Objective –
Repeat the records in full and exactly, omitting pictures.

Available data –
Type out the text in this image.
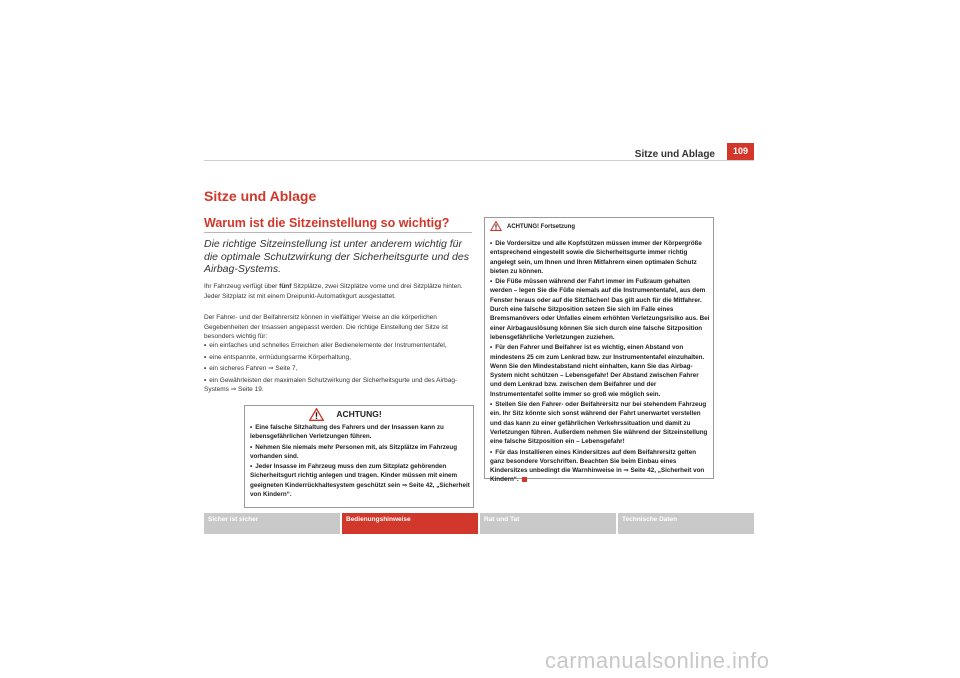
Sitze und Ablage	109
Sitze und Ablage
Warum ist die Sitzeinstellung so wichtig?
Die richtige Sitzeinstellung ist unter anderem wichtig für die optimale Schutzwirkung der Sicherheitsgurte und des Airbag-Systems.
Ihr Fahrzeug verfügt über fünf Sitzplätze, zwei Sitzplätze vorne und drei Sitzplätze hinten. Jeder Sitzplatz ist mit einem Dreipunkt-Automatikgurt ausgestattet.
Der Fahrer- und der Beifahrersitz können in vielfältiger Weise an die körperlichen Gegebenheiten der Insassen angepasst werden. Die richtige Einstellung der Sitze ist besonders wichtig für:
• ein einfaches und schnelles Erreichen aller Bedienelemente der Instrumententafel,
• eine entspannte, ermüdungsarme Körperhaltung,
• ein sicheres Fahren ⇒ Seite 7,
• ein Gewährleisten der maximalen Schutzwirkung der Sicherheitsgurte und des Airbag-Systems ⇒ Seite 19.
ACHTUNG!
• Eine falsche Sitzhaltung des Fahrers und der Insassen kann zu lebensgefährlichen Verletzungen führen.
• Nehmen Sie niemals mehr Personen mit, als Sitzplätze im Fahrzeug vorhanden sind.
• Jeder Insasse im Fahrzeug muss den zum Sitzplatz gehörenden Sicherheitsgurt richtig anlegen und tragen. Kinder müssen mit einem geeigneten Kinderrückhaltesystem geschützt sein ⇒ Seite 42, „Sicherheit von Kindern“.
ACHTUNG! Fortsetzung
• Die Vordersitze und alle Kopfstützen müssen immer der Körpergröße entsprechend eingestellt sowie die Sicherheitsgurte immer richtig angelegt sein, um Ihnen und Ihren Mitfahrern einen optimalen Schutz bieten zu können.
• Die Füße müssen während der Fahrt immer im Fußraum gehalten werden – legen Sie die Füße niemals auf die Instrumententafel, aus dem Fenster heraus oder auf die Sitzflächen! Das gilt auch für die Mitfahrer. Durch eine falsche Sitzposition setzen Sie sich im Falle eines Bremsmanövers oder Unfalles einem erhöhten Verletzungsrisiko aus. Bei einer Airbagauslösung können Sie sich durch eine falsche Sitzposition lebensgefährliche Verletzungen zuziehen.
• Für den Fahrer und Beifahrer ist es wichtig, einen Abstand von mindestens 25 cm zum Lenkrad bzw. zur Instrumententafel einzuhalten. Wenn Sie den Mindestabstand nicht einhalten, kann Sie das Airbag-System nicht schützen – Lebensgefahr! Der Abstand zwischen Fahrer und dem Lenkrad bzw. zwischen dem Beifahrer und der Instrumententafel sollte immer so groß wie möglich sein.
• Stellen Sie den Fahrer- oder Beifahrersitz nur bei stehendem Fahrzeug ein. Ihr Sitz könnte sich sonst während der Fahrt unerwartet verstellen und das kann zu einer gefährlichen Verkehrssituation und damit zu Verletzungen führen. Außerdem nehmen Sie während der Sitzeinstellung eine falsche Sitzposition ein – Lebensgefahr!
• Für das Installieren eines Kindersitzes auf dem Beifahrersitz gelten ganz besondere Vorschriften. Beachten Sie beim Einbau eines Kindersitzes unbedingt die Warnhinweise in ⇒ Seite 42, „Sicherheit von Kindern“.
Sicher ist sicher	Bedienungshinweise	Rat und Tat	Technische Daten
carmanualsonline.info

Result for this exercise –
Type out the text in this image.
Sitze und Ablage	109
Sitze und Ablage
Warum ist die Sitzeinstellung so wichtig?
Die richtige Sitzeinstellung ist unter anderem wichtig für die optimale Schutzwirkung der Sicherheitsgurte und des Airbag-Systems.
Ihr Fahrzeug verfügt über fünf Sitzplätze, zwei Sitzplätze vorne und drei Sitzplätze hinten. Jeder Sitzplatz ist mit einem Dreipunkt-Automatikgurt ausgestattet.
Der Fahrer- und der Beifahrersitz können in vielfältiger Weise an die körperlichen Gegebenheiten der Insassen angepasst werden. Die richtige Einstellung der Sitze ist besonders wichtig für:
• ein einfaches und schnelles Erreichen aller Bedienelemente der Instrumententafel,
• eine entspannte, ermüdungsarme Körperhaltung,
• ein sicheres Fahren ⇒ Seite 7,
• ein Gewährleisten der maximalen Schutzwirkung der Sicherheitsgurte und des Airbag-Systems ⇒ Seite 19.
ACHTUNG!
• Eine falsche Sitzhaltung des Fahrers und der Insassen kann zu lebensgefährlichen Verletzungen führen.
• Nehmen Sie niemals mehr Personen mit, als Sitzplätze im Fahrzeug vorhanden sind.
• Jeder Insasse im Fahrzeug muss den zum Sitzplatz gehörenden Sicherheitsgurt richtig anlegen und tragen. Kinder müssen mit einem geeigneten Kinderrückhaltesystem geschützt sein ⇒ Seite 42, „Sicherheit von Kindern“.
ACHTUNG! Fortsetzung
• Die Vordersitze und alle Kopfstützen müssen immer der Körpergröße entsprechend eingestellt sowie die Sicherheitsgurte immer richtig angelegt sein, um Ihnen und Ihren Mitfahrern einen optimalen Schutz bieten zu können.
• Die Füße müssen während der Fahrt immer im Fußraum gehalten werden – legen Sie die Füße niemals auf die Instrumententafel, aus dem Fenster heraus oder auf die Sitzflächen! Das gilt auch für die Mitfahrer. Durch eine falsche Sitzposition setzen Sie sich im Falle eines Bremsmanövers oder Unfalles einem erhöhten Verletzungsrisiko aus. Bei einer Airbagauslösung können Sie sich durch eine falsche Sitzposition lebensgefährliche Verletzungen zuziehen.
• Für den Fahrer und Beifahrer ist es wichtig, einen Abstand von mindestens 25 cm zum Lenkrad bzw. zur Instrumententafel einzuhalten. Wenn Sie den Mindestabstand nicht einhalten, kann Sie das Airbag-System nicht schützen – Lebensgefahr! Der Abstand zwischen Fahrer und dem Lenkrad bzw. zwischen dem Beifahrer und der Instrumententafel sollte immer so groß wie möglich sein.
• Stellen Sie den Fahrer- oder Beifahrersitz nur bei stehendem Fahrzeug ein. Ihr Sitz könnte sich sonst während der Fahrt unerwartet verstellen und das kann zu einer gefährlichen Verkehrssituation und damit zu Verletzungen führen. Außerdem nehmen Sie während der Sitzeinstellung eine falsche Sitzposition ein – Lebensgefahr!
• Für das Installieren eines Kindersitzes auf dem Beifahrersitz gelten ganz besondere Vorschriften. Beachten Sie beim Einbau eines Kindersitzes unbedingt die Warnhinweise in ⇒ Seite 42, „Sicherheit von Kindern“.
Sicher ist sicher	Bedienungshinweise	Rat und Tat	Technische Daten
carmanualsonline.info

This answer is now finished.